EXERCISE TASK
Of the lines in the data below, count the ones holding the string "кнопки", and answer with that number only.

>> start SUPPLIED DATA

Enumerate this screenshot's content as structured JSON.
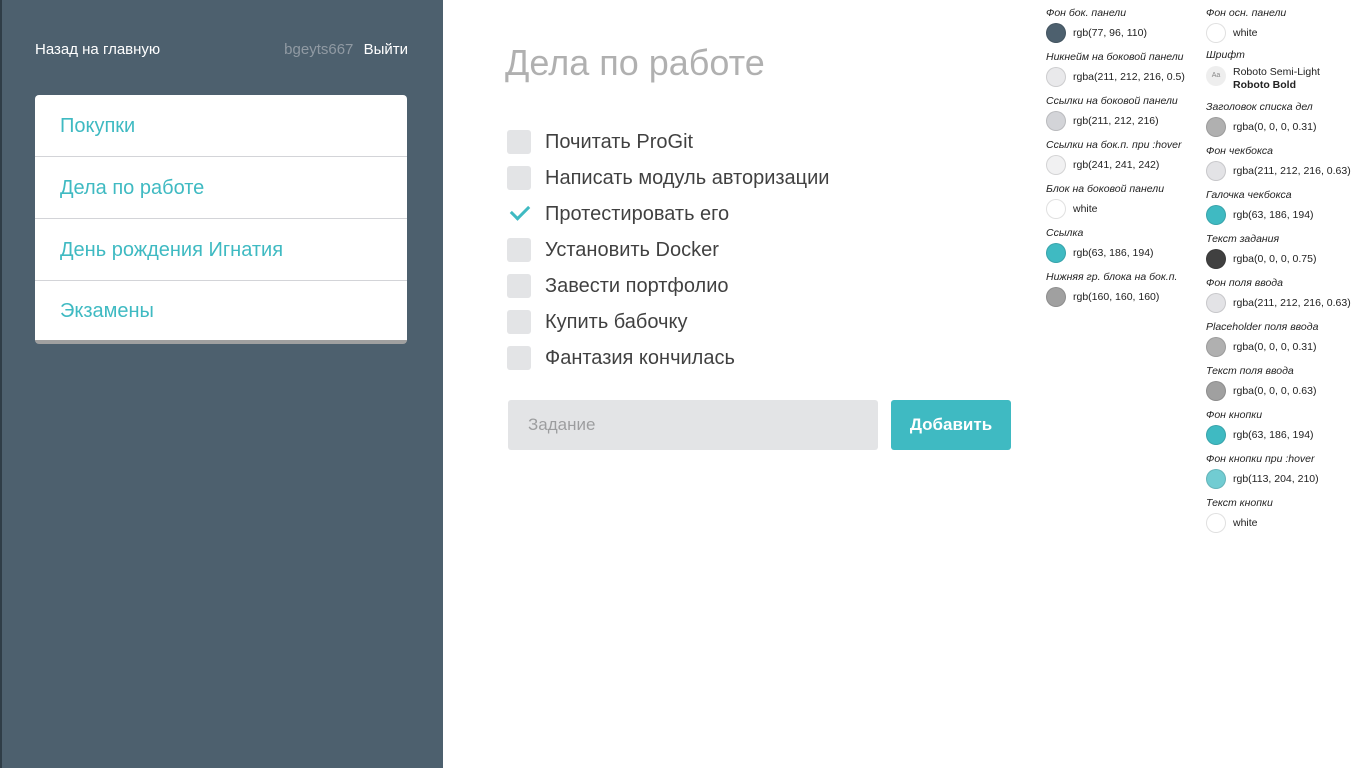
{
  "sidebar": {
    "back_label": "Назад на главную",
    "nickname": "bgeyts667",
    "logout_label": "Выйти",
    "lists": [
      {
        "label": "Покупки"
      },
      {
        "label": "Дела по работе"
      },
      {
        "label": "День рождения Игнатия"
      },
      {
        "label": "Экзамены"
      }
    ]
  },
  "main": {
    "title": "Дела по работе",
    "tasks": [
      {
        "text": "Почитать ProGit",
        "done": false
      },
      {
        "text": "Написать модуль авторизации",
        "done": false
      },
      {
        "text": "Протестировать его",
        "done": true
      },
      {
        "text": "Установить Docker",
        "done": false
      },
      {
        "text": "Завести портфолио",
        "done": false
      },
      {
        "text": "Купить бабочку",
        "done": false
      },
      {
        "text": "Фантазия кончилась",
        "done": false
      }
    ],
    "input_placeholder": "Задание",
    "input_value": "",
    "add_label": "Добавить"
  },
  "style_guide": {
    "column_a": [
      {
        "label": "Фон бок. панели",
        "value": "rgb(77, 96, 110)",
        "color": "#4d606e"
      },
      {
        "label": "Никнейм на боковой панели",
        "value": "rgba(211, 212, 216, 0.5)",
        "color": "#e9e9eb"
      },
      {
        "label": "Ссылки на боковой панели",
        "value": "rgb(211, 212, 216)",
        "color": "#d3d4d8"
      },
      {
        "label": "Ссылки на бок.п. при :hover",
        "value": "rgb(241, 241, 242)",
        "color": "#f1f1f2"
      },
      {
        "label": "Блок на боковой панели",
        "value": "white",
        "color": "#ffffff"
      },
      {
        "label": "Ссылка",
        "value": "rgb(63, 186, 194)",
        "color": "#3fbac2"
      },
      {
        "label": "Нижняя гр. блока на бок.п.",
        "value": "rgb(160, 160, 160)",
        "color": "#a0a0a0"
      }
    ],
    "column_b_first": {
      "label": "Фон осн. панели",
      "value": "white",
      "color": "#ffffff"
    },
    "font": {
      "label": "Шрифт",
      "swatch_text": "Aa",
      "light": "Roboto Semi-Light",
      "bold": "Roboto Bold"
    },
    "column_b": [
      {
        "label": "Заголовок списка дел",
        "value": "rgba(0, 0, 0, 0.31)",
        "color": "#b0b0b0"
      },
      {
        "label": "Фон чекбокса",
        "value": "rgba(211, 212, 216, 0.63)",
        "color": "#e3e3e6"
      },
      {
        "label": "Галочка чекбокса",
        "value": "rgb(63, 186, 194)",
        "color": "#3fbac2"
      },
      {
        "label": "Текст задания",
        "value": "rgba(0, 0, 0, 0.75)",
        "color": "#404040"
      },
      {
        "label": "Фон поля ввода",
        "value": "rgba(211, 212, 216, 0.63)",
        "color": "#e3e3e6"
      },
      {
        "label": "Placeholder поля ввода",
        "value": "rgba(0, 0, 0, 0.31)",
        "color": "#b0b0b0"
      },
      {
        "label": "Текст поля ввода",
        "value": "rgba(0, 0, 0, 0.63)",
        "color": "#a0a0a0"
      },
      {
        "label": "Фон кнопки",
        "value": "rgb(63, 186, 194)",
        "color": "#3fbac2"
      },
      {
        "label": "Фон кнопки при :hover",
        "value": "rgb(113, 204, 210)",
        "color": "#71ccd2"
      },
      {
        "label": "Текст кнопки",
        "value": "white",
        "color": "#ffffff"
      }
    ]
  }
}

>> end SUPPLIED DATA

RESPONSE TO THIS TASK
3